● RECORD LIST

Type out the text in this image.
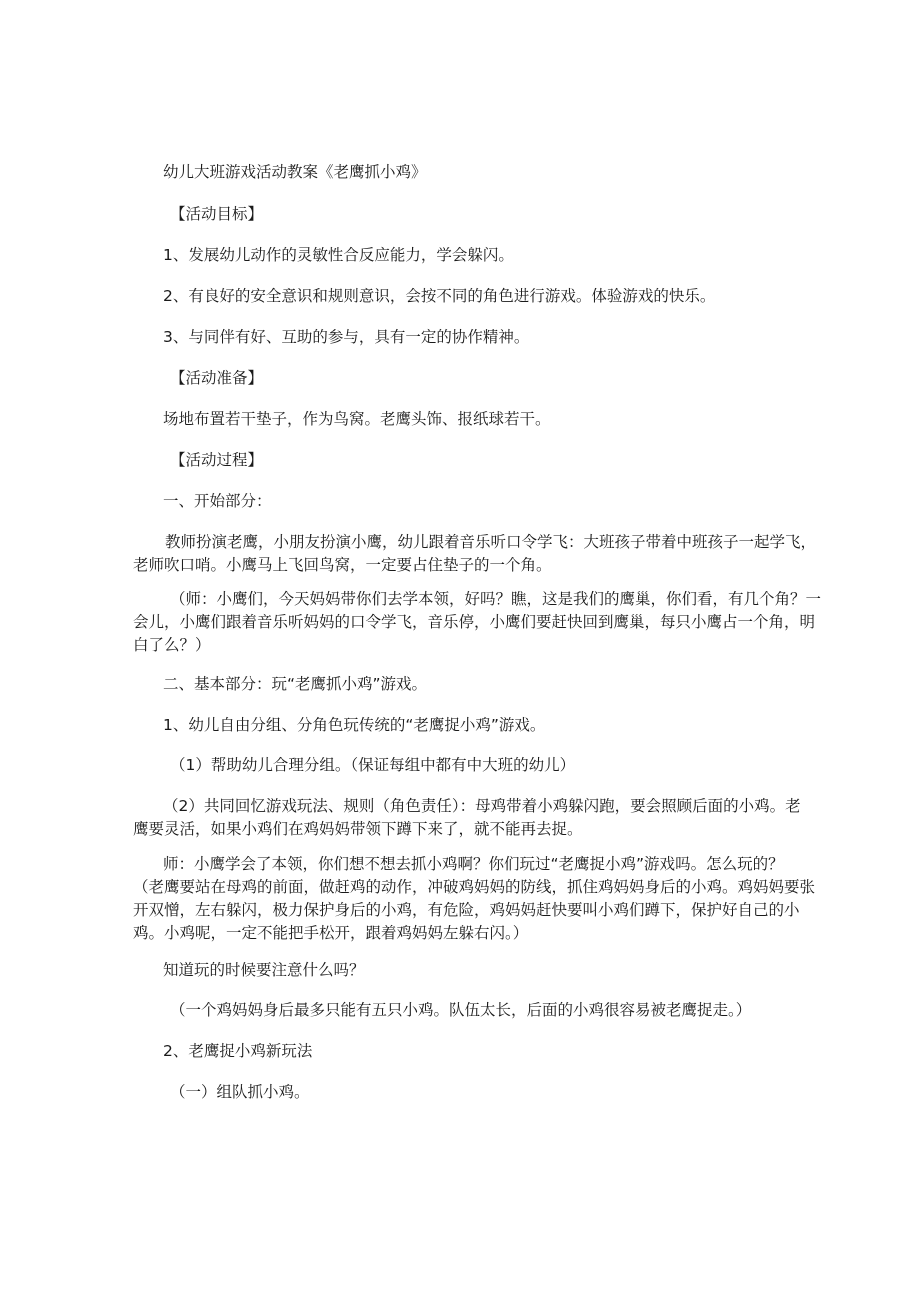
幼儿大班游戏活动教案《老鹰抓小鸡》
【活动目标】
1、发展幼儿动作的灵敏性合反应能力，学会躲闪。
2、有良好的安全意识和规则意识，会按不同的角色进行游戏。体验游戏的快乐。
3、与同伴有好、互助的参与，具有一定的协作精神。
【活动准备】
场地布置若干垫子，作为鸟窝。老鹰头饰、报纸球若干。
【活动过程】
一、开始部分：
教师扮演老鹰，小朋友扮演小鹰，幼儿跟着音乐听口令学飞：大班孩子带着中班孩子一起学飞，
老师吹口哨。小鹰马上飞回鸟窝，一定要占住垫子的一个角。
（师：小鹰们，今天妈妈带你们去学本领，好吗？瞧，这是我们的鹰巢，你们看，有几个角？一
会儿，小鹰们跟着音乐听妈妈的口令学飞，音乐停，小鹰们要赶快回到鹰巢，每只小鹰占一个角，明
白了么？）
二、基本部分：玩“老鹰抓小鸡”游戏。
1、幼儿自由分组、分角色玩传统的“老鹰捉小鸡”游戏。
（1）帮助幼儿合理分组。（保证每组中都有中大班的幼儿）
（2）共同回忆游戏玩法、规则（角色责任）：母鸡带着小鸡躲闪跑，要会照顾后面的小鸡。老
鹰要灵活，如果小鸡们在鸡妈妈带领下蹲下来了，就不能再去捉。
师：小鹰学会了本领，你们想不想去抓小鸡啊？你们玩过“老鹰捉小鸡”游戏吗。怎么玩的？
（老鹰要站在母鸡的前面，做赶鸡的动作，冲破鸡妈妈的防线，抓住鸡妈妈身后的小鸡。鸡妈妈要张
开双憎，左右躲闪，极力保护身后的小鸡，有危险，鸡妈妈赶快要叫小鸡们蹲下，保护好自己的小
鸡。小鸡呢，一定不能把手松开，跟着鸡妈妈左躲右闪。）
知道玩的时候要注意什么吗？
（一个鸡妈妈身后最多只能有五只小鸡。队伍太长，后面的小鸡很容易被老鹰捉走。）
2、老鹰捉小鸡新玩法
（一）组队抓小鸡。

● REQUIRED WORK
Retype all the records shown above, character for character. Omit every picture.

● SOLUTION
Type out the text in this image.
幼儿大班游戏活动教案《老鹰抓小鸡》
【活动目标】
1、发展幼儿动作的灵敏性合反应能力，学会躲闪。
2、有良好的安全意识和规则意识，会按不同的角色进行游戏。体验游戏的快乐。
3、与同伴有好、互助的参与，具有一定的协作精神。
【活动准备】
场地布置若干垫子，作为鸟窝。老鹰头饰、报纸球若干。
【活动过程】
一、开始部分：
教师扮演老鹰，小朋友扮演小鹰，幼儿跟着音乐听口令学飞：大班孩子带着中班孩子一起学飞，
老师吹口哨。小鹰马上飞回鸟窝，一定要占住垫子的一个角。
（师：小鹰们，今天妈妈带你们去学本领，好吗？瞧，这是我们的鹰巢，你们看，有几个角？一
会儿，小鹰们跟着音乐听妈妈的口令学飞，音乐停，小鹰们要赶快回到鹰巢，每只小鹰占一个角，明
白了么？）
二、基本部分：玩“老鹰抓小鸡”游戏。
1、幼儿自由分组、分角色玩传统的“老鹰捉小鸡”游戏。
（1）帮助幼儿合理分组。（保证每组中都有中大班的幼儿）
（2）共同回忆游戏玩法、规则（角色责任）：母鸡带着小鸡躲闪跑，要会照顾后面的小鸡。老
鹰要灵活，如果小鸡们在鸡妈妈带领下蹲下来了，就不能再去捉。
师：小鹰学会了本领，你们想不想去抓小鸡啊？你们玩过“老鹰捉小鸡”游戏吗。怎么玩的？
（老鹰要站在母鸡的前面，做赶鸡的动作，冲破鸡妈妈的防线，抓住鸡妈妈身后的小鸡。鸡妈妈要张
开双憎，左右躲闪，极力保护身后的小鸡，有危险，鸡妈妈赶快要叫小鸡们蹲下，保护好自己的小
鸡。小鸡呢，一定不能把手松开，跟着鸡妈妈左躲右闪。）
知道玩的时候要注意什么吗？
（一个鸡妈妈身后最多只能有五只小鸡。队伍太长，后面的小鸡很容易被老鹰捉走。）
2、老鹰捉小鸡新玩法
（一）组队抓小鸡。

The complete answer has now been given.